**Data section:**

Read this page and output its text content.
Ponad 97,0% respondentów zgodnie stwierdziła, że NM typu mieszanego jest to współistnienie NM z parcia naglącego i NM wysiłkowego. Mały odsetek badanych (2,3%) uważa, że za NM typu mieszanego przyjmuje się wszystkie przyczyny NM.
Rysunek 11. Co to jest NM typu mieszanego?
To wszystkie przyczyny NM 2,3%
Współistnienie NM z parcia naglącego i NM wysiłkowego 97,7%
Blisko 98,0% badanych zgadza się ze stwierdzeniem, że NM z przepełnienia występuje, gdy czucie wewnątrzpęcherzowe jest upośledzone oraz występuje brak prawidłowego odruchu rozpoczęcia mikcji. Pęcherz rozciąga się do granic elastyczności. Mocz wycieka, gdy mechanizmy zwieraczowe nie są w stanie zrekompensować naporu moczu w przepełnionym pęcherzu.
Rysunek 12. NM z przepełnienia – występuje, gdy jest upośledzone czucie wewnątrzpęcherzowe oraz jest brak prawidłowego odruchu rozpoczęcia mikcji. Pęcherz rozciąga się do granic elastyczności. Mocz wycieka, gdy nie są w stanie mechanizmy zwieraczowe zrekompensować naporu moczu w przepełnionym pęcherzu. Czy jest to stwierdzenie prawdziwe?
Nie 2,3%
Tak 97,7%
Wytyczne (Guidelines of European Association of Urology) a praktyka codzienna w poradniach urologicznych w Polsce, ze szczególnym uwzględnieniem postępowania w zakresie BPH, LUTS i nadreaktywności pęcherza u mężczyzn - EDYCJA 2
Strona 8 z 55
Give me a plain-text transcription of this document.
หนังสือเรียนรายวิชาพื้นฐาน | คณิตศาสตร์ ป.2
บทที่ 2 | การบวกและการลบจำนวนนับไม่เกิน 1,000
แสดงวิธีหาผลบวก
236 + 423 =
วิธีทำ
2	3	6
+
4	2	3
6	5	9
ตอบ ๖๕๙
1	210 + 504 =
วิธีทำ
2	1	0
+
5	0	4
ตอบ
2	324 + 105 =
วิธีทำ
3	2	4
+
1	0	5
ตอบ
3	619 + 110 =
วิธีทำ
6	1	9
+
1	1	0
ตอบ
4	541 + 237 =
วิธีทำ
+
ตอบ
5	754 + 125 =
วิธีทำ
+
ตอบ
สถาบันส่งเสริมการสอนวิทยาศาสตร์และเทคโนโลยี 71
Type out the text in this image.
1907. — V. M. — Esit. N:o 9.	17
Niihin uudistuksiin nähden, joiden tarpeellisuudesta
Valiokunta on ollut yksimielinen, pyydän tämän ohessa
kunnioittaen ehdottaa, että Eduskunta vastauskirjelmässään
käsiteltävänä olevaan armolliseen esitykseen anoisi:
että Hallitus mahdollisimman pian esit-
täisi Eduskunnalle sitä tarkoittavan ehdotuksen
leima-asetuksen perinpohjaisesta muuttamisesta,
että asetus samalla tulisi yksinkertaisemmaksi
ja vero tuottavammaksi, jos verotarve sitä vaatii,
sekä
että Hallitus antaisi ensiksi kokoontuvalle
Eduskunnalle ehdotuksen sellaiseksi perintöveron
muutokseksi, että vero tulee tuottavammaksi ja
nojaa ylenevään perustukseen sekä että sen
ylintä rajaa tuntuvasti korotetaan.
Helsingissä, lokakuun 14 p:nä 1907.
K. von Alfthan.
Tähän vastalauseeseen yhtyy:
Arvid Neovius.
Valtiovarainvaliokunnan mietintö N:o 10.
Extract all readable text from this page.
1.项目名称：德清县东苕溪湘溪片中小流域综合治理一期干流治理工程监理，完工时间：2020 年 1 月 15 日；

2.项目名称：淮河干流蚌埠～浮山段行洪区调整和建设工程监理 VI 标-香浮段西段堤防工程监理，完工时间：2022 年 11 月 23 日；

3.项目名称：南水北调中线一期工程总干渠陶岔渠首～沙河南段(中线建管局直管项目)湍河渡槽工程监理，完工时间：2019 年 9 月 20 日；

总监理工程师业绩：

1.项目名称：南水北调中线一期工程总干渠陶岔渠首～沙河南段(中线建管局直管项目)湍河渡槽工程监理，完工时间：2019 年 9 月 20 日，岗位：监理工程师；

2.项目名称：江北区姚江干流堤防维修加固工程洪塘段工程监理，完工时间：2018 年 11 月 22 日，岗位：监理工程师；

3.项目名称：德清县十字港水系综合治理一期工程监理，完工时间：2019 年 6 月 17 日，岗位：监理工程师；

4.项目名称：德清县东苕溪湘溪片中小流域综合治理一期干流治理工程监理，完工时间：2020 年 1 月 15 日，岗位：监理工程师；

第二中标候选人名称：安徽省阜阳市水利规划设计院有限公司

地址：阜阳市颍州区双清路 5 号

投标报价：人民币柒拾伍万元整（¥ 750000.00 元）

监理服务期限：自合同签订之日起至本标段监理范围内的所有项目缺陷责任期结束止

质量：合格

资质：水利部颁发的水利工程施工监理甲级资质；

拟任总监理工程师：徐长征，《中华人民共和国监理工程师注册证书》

**Aim:** Repeat every line of the records above exactly.

**Problem solution:**
Read this page and output its text content.
Ponad 97,0% respondentów zgodnie stwierdziła, że NM typu mieszanego jest to współistnienie NM z parcia naglącego i NM wysiłkowego. Mały odsetek badanych (2,3%) uważa, że za NM typu mieszanego przyjmuje się wszystkie przyczyny NM.
Rysunek 11. Co to jest NM typu mieszanego?
To wszystkie przyczyny NM 2,3%
Współistnienie NM z parcia naglącego i NM wysiłkowego 97,7%
Blisko 98,0% badanych zgadza się ze stwierdzeniem, że NM z przepełnienia występuje, gdy czucie wewnątrzpęcherzowe jest upośledzone oraz występuje brak prawidłowego odruchu rozpoczęcia mikcji. Pęcherz rozciąga się do granic elastyczności. Mocz wycieka, gdy mechanizmy zwieraczowe nie są w stanie zrekompensować naporu moczu w przepełnionym pęcherzu.
Rysunek 12. NM z przepełnienia – występuje, gdy jest upośledzone czucie wewnątrzpęcherzowe oraz jest brak prawidłowego odruchu rozpoczęcia mikcji. Pęcherz rozciąga się do granic elastyczności. Mocz wycieka, gdy nie są w stanie mechanizmy zwieraczowe zrekompensować naporu moczu w przepełnionym pęcherzu. Czy jest to stwierdzenie prawdziwe?
Nie 2,3%
Tak 97,7%
Wytyczne (Guidelines of European Association of Urology) a praktyka codzienna w poradniach urologicznych w Polsce, ze szczególnym uwzględnieniem postępowania w zakresie BPH, LUTS i nadreaktywności pęcherza u mężczyzn - EDYCJA 2
Strona 8 z 55
Give me a plain-text transcription of this document.
หนังสือเรียนรายวิชาพื้นฐาน | คณิตศาสตร์ ป.2
บทที่ 2 | การบวกและการลบจำนวนนับไม่เกิน 1,000
แสดงวิธีหาผลบวก
236 + 423 =
วิธีทำ
2	3	6
+
4	2	3
6	5	9
ตอบ ๖๕๙
1	210 + 504 =
วิธีทำ
2	1	0
+
5	0	4
ตอบ
2	324 + 105 =
วิธีทำ
3	2	4
+
1	0	5
ตอบ
3	619 + 110 =
วิธีทำ
6	1	9
+
1	1	0
ตอบ
4	541 + 237 =
วิธีทำ
+
ตอบ
5	754 + 125 =
วิธีทำ
+
ตอบ
สถาบันส่งเสริมการสอนวิทยาศาสตร์และเทคโนโลยี 71
Type out the text in this image.
1907. — V. M. — Esit. N:o 9.	17
Niihin uudistuksiin nähden, joiden tarpeellisuudesta
Valiokunta on ollut yksimielinen, pyydän tämän ohessa
kunnioittaen ehdottaa, että Eduskunta vastauskirjelmässään
käsiteltävänä olevaan armolliseen esitykseen anoisi:
että Hallitus mahdollisimman pian esit-
täisi Eduskunnalle sitä tarkoittavan ehdotuksen
leima-asetuksen perinpohjaisesta muuttamisesta,
että asetus samalla tulisi yksinkertaisemmaksi
ja vero tuottavammaksi, jos verotarve sitä vaatii,
sekä
että Hallitus antaisi ensiksi kokoontuvalle
Eduskunnalle ehdotuksen sellaiseksi perintöveron
muutokseksi, että vero tulee tuottavammaksi ja
nojaa ylenevään perustukseen sekä että sen
ylintä rajaa tuntuvasti korotetaan.
Helsingissä, lokakuun 14 p:nä 1907.
K. von Alfthan.
Tähän vastalauseeseen yhtyy:
Arvid Neovius.
Valtiovarainvaliokunnan mietintö N:o 10.
Extract all readable text from this page.
1.项目名称：德清县东苕溪湘溪片中小流域综合治理一期干流治理工程监理，完工时间：2020 年 1 月 15 日；

2.项目名称：淮河干流蚌埠～浮山段行洪区调整和建设工程监理 VI 标-香浮段西段堤防工程监理，完工时间：2022 年 11 月 23 日；

3.项目名称：南水北调中线一期工程总干渠陶岔渠首～沙河南段(中线建管局直管项目)湍河渡槽工程监理，完工时间：2019 年 9 月 20 日；

总监理工程师业绩：

1.项目名称：南水北调中线一期工程总干渠陶岔渠首～沙河南段(中线建管局直管项目)湍河渡槽工程监理，完工时间：2019 年 9 月 20 日，岗位：监理工程师；

2.项目名称：江北区姚江干流堤防维修加固工程洪塘段工程监理，完工时间：2018 年 11 月 22 日，岗位：监理工程师；

3.项目名称：德清县十字港水系综合治理一期工程监理，完工时间：2019 年 6 月 17 日，岗位：监理工程师；

4.项目名称：德清县东苕溪湘溪片中小流域综合治理一期干流治理工程监理，完工时间：2020 年 1 月 15 日，岗位：监理工程师；

第二中标候选人名称：安徽省阜阳市水利规划设计院有限公司

地址：阜阳市颍州区双清路 5 号

投标报价：人民币柒拾伍万元整（¥ 750000.00 元）

监理服务期限：自合同签订之日起至本标段监理范围内的所有项目缺陷责任期结束止

质量：合格

资质：水利部颁发的水利工程施工监理甲级资质；

拟任总监理工程师：徐长征，《中华人民共和国监理工程师注册证书》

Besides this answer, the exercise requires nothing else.